Start of Data records
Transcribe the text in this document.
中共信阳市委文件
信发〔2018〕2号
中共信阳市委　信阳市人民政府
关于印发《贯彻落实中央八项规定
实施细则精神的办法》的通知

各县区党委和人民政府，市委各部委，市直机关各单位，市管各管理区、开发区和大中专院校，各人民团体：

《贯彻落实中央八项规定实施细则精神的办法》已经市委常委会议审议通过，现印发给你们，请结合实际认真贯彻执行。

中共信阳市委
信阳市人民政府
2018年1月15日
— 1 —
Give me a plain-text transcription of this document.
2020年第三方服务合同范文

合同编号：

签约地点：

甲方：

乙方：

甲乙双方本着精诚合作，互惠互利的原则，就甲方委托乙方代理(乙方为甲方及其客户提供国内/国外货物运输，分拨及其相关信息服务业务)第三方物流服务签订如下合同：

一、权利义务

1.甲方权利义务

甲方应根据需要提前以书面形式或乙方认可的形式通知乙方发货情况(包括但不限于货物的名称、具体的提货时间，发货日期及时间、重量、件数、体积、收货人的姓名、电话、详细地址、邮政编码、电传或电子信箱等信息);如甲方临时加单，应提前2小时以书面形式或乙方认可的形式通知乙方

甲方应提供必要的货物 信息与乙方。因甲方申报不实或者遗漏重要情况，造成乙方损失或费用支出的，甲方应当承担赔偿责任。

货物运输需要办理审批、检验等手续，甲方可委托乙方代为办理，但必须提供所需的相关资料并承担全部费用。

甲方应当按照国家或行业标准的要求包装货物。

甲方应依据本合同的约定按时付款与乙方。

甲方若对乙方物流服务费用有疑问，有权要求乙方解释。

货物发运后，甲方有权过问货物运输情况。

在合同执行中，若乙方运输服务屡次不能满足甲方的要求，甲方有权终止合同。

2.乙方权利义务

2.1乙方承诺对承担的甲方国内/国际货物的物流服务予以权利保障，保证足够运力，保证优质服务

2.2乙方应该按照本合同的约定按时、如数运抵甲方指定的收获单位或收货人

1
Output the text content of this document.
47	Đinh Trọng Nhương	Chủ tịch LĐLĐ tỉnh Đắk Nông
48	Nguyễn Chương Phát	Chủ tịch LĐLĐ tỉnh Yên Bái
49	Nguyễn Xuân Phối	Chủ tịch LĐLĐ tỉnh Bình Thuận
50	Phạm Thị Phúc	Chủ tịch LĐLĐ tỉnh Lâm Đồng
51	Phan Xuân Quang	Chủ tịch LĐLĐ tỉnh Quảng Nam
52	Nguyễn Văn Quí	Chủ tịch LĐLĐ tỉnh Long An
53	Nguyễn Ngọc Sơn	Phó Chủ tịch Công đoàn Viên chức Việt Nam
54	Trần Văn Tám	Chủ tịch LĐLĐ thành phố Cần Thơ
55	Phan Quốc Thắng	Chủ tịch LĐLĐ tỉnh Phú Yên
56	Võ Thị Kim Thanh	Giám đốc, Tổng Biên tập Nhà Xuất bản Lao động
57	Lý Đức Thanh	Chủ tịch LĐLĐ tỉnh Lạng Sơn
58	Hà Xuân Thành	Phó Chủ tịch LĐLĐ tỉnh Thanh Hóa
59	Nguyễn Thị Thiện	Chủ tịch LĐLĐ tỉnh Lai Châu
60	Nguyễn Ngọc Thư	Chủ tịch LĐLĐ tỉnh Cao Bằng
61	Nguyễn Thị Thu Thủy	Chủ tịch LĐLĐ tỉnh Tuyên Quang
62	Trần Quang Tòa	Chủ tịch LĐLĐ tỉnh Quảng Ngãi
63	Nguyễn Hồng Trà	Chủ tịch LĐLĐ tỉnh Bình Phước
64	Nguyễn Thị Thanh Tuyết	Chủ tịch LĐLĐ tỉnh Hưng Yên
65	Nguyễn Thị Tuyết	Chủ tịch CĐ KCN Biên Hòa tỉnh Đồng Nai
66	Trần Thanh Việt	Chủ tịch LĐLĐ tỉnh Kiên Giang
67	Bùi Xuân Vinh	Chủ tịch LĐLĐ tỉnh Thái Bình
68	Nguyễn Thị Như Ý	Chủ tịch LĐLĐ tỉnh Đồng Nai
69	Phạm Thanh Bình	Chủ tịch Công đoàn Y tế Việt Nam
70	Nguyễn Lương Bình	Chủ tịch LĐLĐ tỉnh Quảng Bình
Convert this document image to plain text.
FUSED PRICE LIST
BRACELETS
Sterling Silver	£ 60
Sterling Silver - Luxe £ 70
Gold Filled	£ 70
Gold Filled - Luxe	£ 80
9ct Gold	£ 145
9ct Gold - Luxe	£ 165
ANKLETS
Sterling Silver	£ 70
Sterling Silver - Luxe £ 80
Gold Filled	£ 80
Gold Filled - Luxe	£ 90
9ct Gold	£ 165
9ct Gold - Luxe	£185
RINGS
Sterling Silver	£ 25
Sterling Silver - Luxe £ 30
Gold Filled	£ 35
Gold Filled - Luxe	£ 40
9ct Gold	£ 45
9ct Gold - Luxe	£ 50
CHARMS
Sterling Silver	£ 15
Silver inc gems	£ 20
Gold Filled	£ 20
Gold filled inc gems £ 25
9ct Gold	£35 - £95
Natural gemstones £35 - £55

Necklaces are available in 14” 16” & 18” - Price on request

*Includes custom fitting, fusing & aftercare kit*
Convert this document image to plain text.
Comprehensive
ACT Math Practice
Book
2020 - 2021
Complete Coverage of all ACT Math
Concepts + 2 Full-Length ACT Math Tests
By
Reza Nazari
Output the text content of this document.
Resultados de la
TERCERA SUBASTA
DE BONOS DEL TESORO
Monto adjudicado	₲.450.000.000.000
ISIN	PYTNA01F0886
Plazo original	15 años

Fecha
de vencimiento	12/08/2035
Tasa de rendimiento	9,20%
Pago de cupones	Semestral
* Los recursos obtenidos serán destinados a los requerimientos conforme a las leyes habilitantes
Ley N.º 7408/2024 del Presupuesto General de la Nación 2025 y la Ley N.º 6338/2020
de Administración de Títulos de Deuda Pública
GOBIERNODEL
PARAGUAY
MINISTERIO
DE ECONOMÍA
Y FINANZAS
End of Data records
Task directions> Where a line of the records above holds the word "đoàn", copy that line.

Task output>
53	Nguyễn Ngọc Sơn	Phó Chủ tịch Công đoàn Viên chức Việt Nam
69	Phạm Thanh Bình	Chủ tịch Công đoàn Y tế Việt Nam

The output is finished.